**OBJECTIVE**
Scan each line of the records for the word "Message" and extract the ones that have it.

### SUPPLIED RECORDS ###

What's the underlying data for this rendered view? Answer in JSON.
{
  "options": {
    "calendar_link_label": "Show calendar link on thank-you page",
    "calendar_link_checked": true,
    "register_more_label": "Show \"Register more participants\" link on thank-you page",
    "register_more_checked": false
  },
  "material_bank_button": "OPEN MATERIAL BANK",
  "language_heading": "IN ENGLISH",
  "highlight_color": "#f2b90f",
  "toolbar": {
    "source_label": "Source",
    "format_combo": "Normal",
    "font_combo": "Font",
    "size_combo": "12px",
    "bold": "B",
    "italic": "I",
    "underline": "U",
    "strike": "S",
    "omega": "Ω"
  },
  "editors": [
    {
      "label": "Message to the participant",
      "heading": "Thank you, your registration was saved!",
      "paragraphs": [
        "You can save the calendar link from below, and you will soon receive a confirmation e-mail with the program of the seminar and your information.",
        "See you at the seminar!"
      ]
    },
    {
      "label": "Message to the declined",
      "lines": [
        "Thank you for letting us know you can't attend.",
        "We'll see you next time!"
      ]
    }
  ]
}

###

**IN RESPONSE**
      "label": "Message to the participant",
      "label": "Message to the declined",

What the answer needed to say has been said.